## start

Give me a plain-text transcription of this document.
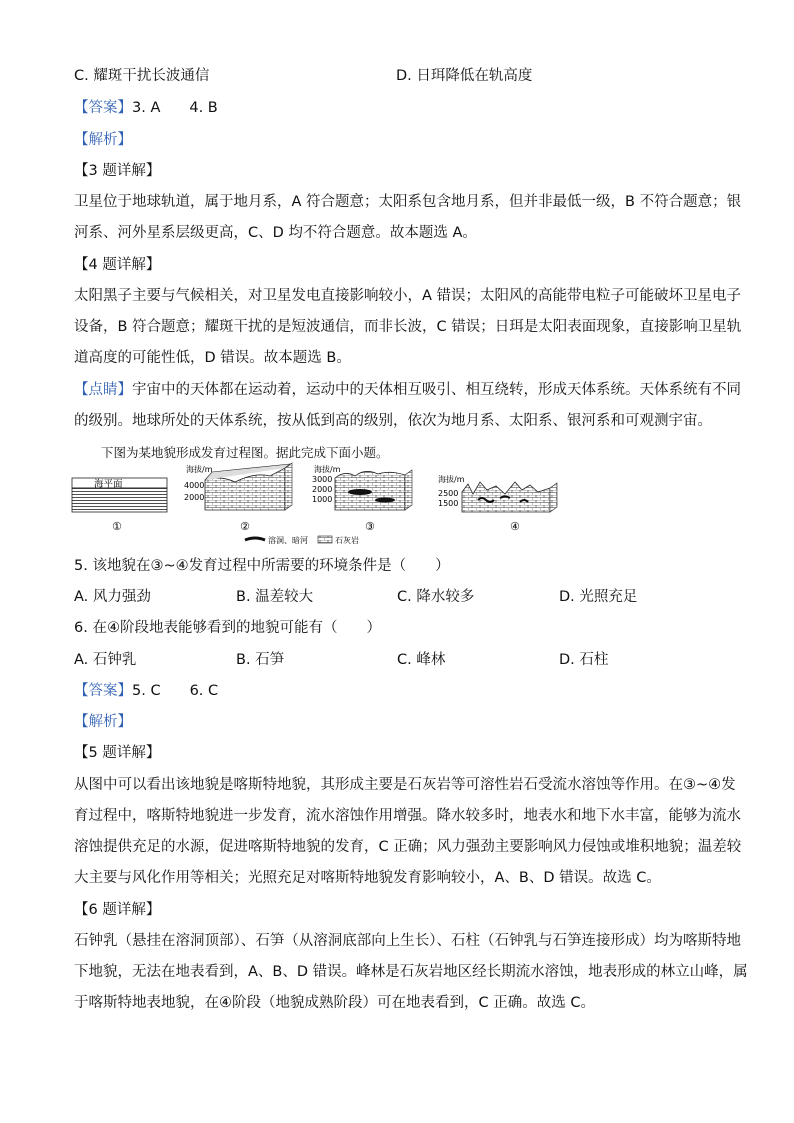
C. 耀斑干扰长波通信	D. 日珥降低在轨高度
【答案】3. A　　4. B
【解析】
【3 题详解】
卫星位于地球轨道，属于地月系，A 符合题意；太阳系包含地月系，但并非最低一级，B 不符合题意；银
河系、河外星系层级更高，C、D 均不符合题意。故本题选 A。
【4 题详解】
太阳黑子主要与气候相关，对卫星发电直接影响较小，A 错误；太阳风的高能带电粒子可能破坏卫星电子
设备，B 符合题意；耀斑干扰的是短波通信，而非长波，C 错误；日珥是太阳表面现象，直接影响卫星轨
道高度的可能性低，D 错误。故本题选 B。
【点睛】宇宙中的天体都在运动着，运动中的天体相互吸引、相互绕转，形成天体系统。天体系统有不同
的级别。地球所处的天体系统，按从低到高的级别，依次为地月系、太阳系、银河系和可观测宇宙。
下图为某地貌形成发育过程图。据此完成下面小题。
海平面
①
海拔/m
4000
2000
②
海拔/m
3000
2000
1000
③
溶洞、暗河	石灰岩
海拔/m
2500
1500
④
5. 该地貌在③~④发育过程中所需要的环境条件是（　　）
A. 风力强劲	B. 温差较大	C. 降水较多	D. 光照充足
6. 在④阶段地表能够看到的地貌可能有（　　）
A. 石钟乳	B. 石笋	C. 峰林	D. 石柱
【答案】5. C　　6. C
【解析】
【5 题详解】
从图中可以看出该地貌是喀斯特地貌，其形成主要是石灰岩等可溶性岩石受流水溶蚀等作用。在③~④发
育过程中，喀斯特地貌进一步发育，流水溶蚀作用增强。降水较多时，地表水和地下水丰富，能够为流水
溶蚀提供充足的水源，促进喀斯特地貌的发育，C 正确；风力强劲主要影响风力侵蚀或堆积地貌；温差较
大主要与风化作用等相关；光照充足对喀斯特地貌发育影响较小，A、B、D 错误。故选 C。
【6 题详解】
石钟乳（悬挂在溶洞顶部）、石笋（从溶洞底部向上生长）、石柱（石钟乳与石笋连接形成）均为喀斯特地
下地貌，无法在地表看到，A、B、D 错误。峰林是石灰岩地区经长期流水溶蚀，地表形成的林立山峰，属
于喀斯特地表地貌，在④阶段（地貌成熟阶段）可在地表看到，C 正确。故选 C。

## end

Task requirements — Return from the data every line that holds "故本题选".

Full response —
河系、河外星系层级更高，C、D 均不符合题意。故本题选 A。
道高度的可能性低，D 错误。故本题选 B。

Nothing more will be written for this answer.